● **Task objective**
Identify the lines containing the word "霾锁南洋". Copy each one.

Saved entries
——

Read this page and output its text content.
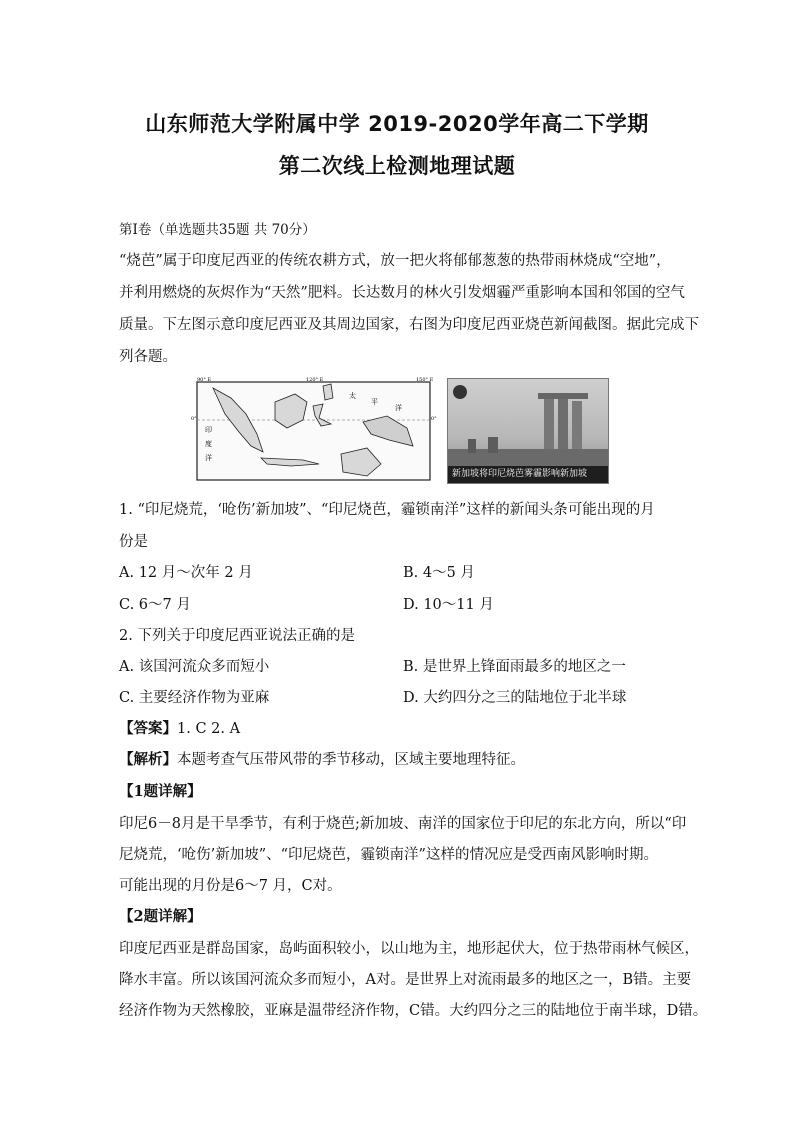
山东师范大学附属中学 2019-2020学年高二下学期
第二次线上检测地理试题
第Ⅰ卷（单选题共35题 共 70分）
“烧芭”属于印度尼西亚的传统农耕方式，放一把火将郁郁葱葱的热带雨林烧成“空地”，
并利用燃烧的灰烬作为“天然”肥料。长达数月的林火引发烟霾严重影响本国和邻国的空气
质量。下左图示意印度尼西亚及其周边国家，右图为印度尼西亚烧芭新闻截图。据此完成下
列各题。
90° E	120° E	150° E
0°	0°
印
度
洋
太
平
洋
新加坡将印尼烧芭雾霾影响新加坡
1. “印尼烧荒，‘呛伤’新加坡”、“印尼烧芭，霾锁南洋”这样的新闻头条可能出现的月
份是
A. 12 月～次年 2 月	B. 4～5 月
C. 6～7 月	D. 10～11 月
2. 下列关于印度尼西亚说法正确的是
A. 该国河流众多而短小	B. 是世界上锋面雨最多的地区之一
C. 主要经济作物为亚麻	D. 大约四分之三的陆地位于北半球
【答案】1. C 2. A
【解析】本题考查气压带风带的季节移动，区域主要地理特征。
【1题详解】
印尼6－8月是干旱季节，有利于烧芭;新加坡、南洋的国家位于印尼的东北方向，所以“印
尼烧荒，‘呛伤’新加坡”、“印尼烧芭，霾锁南洋”这样的情况应是受西南风影响时期。
可能出现的月份是6～7 月，C对。
【2题详解】
印度尼西亚是群岛国家，岛屿面积较小，以山地为主，地形起伏大，位于热带雨林气候区，
降水丰富。所以该国河流众多而短小，A对。是世界上对流雨最多的地区之一，B错。主要
经济作物为天然橡胶，亚麻是温带经济作物，C错。大约四分之三的陆地位于南半球，D错。
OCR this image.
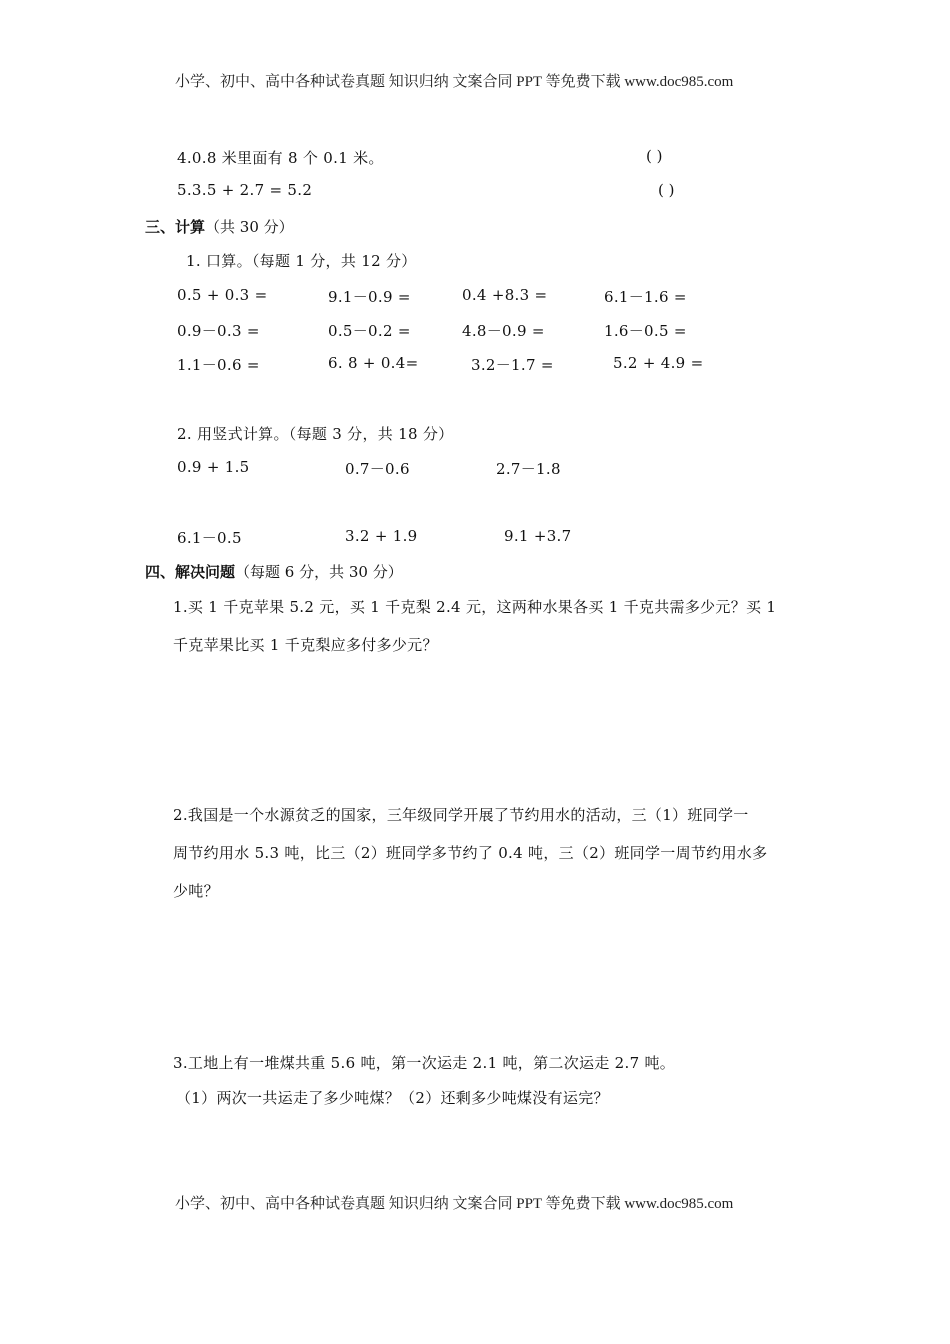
小学、初中、高中各种试卷真题 知识归纳 文案合同 PPT 等免费下载 www.doc985.com
4.0.8 米里面有 8 个 0.1 米。	( )
5.3.5 + 2.7 = 5.2	( )
三、计算（共 30 分）
1. 口算。（每题 1 分，共 12 分）
0.5 + 0.3 =	9.1－0.9 =	0.4 +8.3 =	6.1－1.6 =
0.9－0.3 =	0.5－0.2 =	4.8－0.9 =	1.6－0.5 =
1.1－0.6 =	6. 8 + 0.4=	3.2－1.7 =	5.2 + 4.9 =
2. 用竖式计算。（每题 3 分，共 18 分）
0.9 + 1.5	0.7－0.6	2.7－1.8
6.1－0.5	3.2 + 1.9	9.1 +3.7
四、解决问题（每题 6 分，共 30 分）
1.买 1 千克苹果 5.2 元，买 1 千克梨 2.4 元，这两种水果各买 1 千克共需多少元？买 1
千克苹果比买 1 千克梨应多付多少元？
2.我国是一个水源贫乏的国家，三年级同学开展了节约用水的活动，三（1）班同学一
周节约用水 5.3 吨，比三（2）班同学多节约了 0.4 吨，三（2）班同学一周节约用水多
少吨？
3.工地上有一堆煤共重 5.6 吨，第一次运走 2.1 吨，第二次运走 2.7 吨。
（1）两次一共运走了多少吨煤？（2）还剩多少吨煤没有运完？
小学、初中、高中各种试卷真题 知识归纳 文案合同 PPT 等免费下载 www.doc985.com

——

● **Correct result**
1. “印尼烧荒，‘呛伤’新加坡”、“印尼烧芭，霾锁南洋”这样的新闻头条可能出现的月
尼烧荒，‘呛伤’新加坡”、“印尼烧芭，霾锁南洋”这样的情况应是受西南风影响时期。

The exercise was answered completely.